> [TASK DESCRIPTION]:
Look for the word "name" in the entries below, then copy every line that has it.

(Rows from a figure dataset)
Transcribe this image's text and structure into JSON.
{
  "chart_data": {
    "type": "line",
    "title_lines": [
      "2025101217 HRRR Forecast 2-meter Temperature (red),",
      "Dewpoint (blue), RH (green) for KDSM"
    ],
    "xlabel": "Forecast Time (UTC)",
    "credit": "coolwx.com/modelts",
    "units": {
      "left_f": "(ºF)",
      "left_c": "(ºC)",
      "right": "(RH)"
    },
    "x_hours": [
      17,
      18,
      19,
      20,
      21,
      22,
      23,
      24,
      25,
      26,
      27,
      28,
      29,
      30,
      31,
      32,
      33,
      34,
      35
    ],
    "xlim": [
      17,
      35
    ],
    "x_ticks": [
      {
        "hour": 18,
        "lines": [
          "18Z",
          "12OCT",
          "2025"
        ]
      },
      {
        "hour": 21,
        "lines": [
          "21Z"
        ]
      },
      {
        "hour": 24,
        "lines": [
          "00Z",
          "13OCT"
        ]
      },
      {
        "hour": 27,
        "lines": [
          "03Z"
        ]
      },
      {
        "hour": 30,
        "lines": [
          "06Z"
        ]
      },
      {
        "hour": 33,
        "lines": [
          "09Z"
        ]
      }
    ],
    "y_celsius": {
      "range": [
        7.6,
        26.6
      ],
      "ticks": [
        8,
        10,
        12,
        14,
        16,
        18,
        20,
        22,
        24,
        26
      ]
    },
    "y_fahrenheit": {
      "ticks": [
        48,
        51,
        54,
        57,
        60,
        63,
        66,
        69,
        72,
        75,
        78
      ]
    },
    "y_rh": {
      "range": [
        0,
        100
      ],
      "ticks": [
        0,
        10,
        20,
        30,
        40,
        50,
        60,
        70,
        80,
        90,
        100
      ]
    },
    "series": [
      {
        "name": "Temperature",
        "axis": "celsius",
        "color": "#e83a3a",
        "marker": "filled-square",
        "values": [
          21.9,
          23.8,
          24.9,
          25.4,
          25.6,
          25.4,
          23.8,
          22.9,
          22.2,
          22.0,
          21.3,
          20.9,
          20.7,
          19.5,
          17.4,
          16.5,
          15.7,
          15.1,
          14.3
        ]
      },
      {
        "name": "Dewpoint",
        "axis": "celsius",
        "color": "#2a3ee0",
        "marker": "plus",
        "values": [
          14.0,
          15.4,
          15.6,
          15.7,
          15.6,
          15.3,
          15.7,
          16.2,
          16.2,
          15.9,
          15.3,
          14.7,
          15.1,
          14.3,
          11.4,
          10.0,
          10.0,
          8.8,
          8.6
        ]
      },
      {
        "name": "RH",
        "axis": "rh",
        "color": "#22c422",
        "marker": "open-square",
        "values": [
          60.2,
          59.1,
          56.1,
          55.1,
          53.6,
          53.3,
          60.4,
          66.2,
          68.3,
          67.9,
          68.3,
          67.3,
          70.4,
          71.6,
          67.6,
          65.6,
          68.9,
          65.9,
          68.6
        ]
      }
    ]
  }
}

> [ANSWER FOR THIS EXERCISE]:
        "name": "Temperature",
        "name": "Dewpoint",
        "name": "RH",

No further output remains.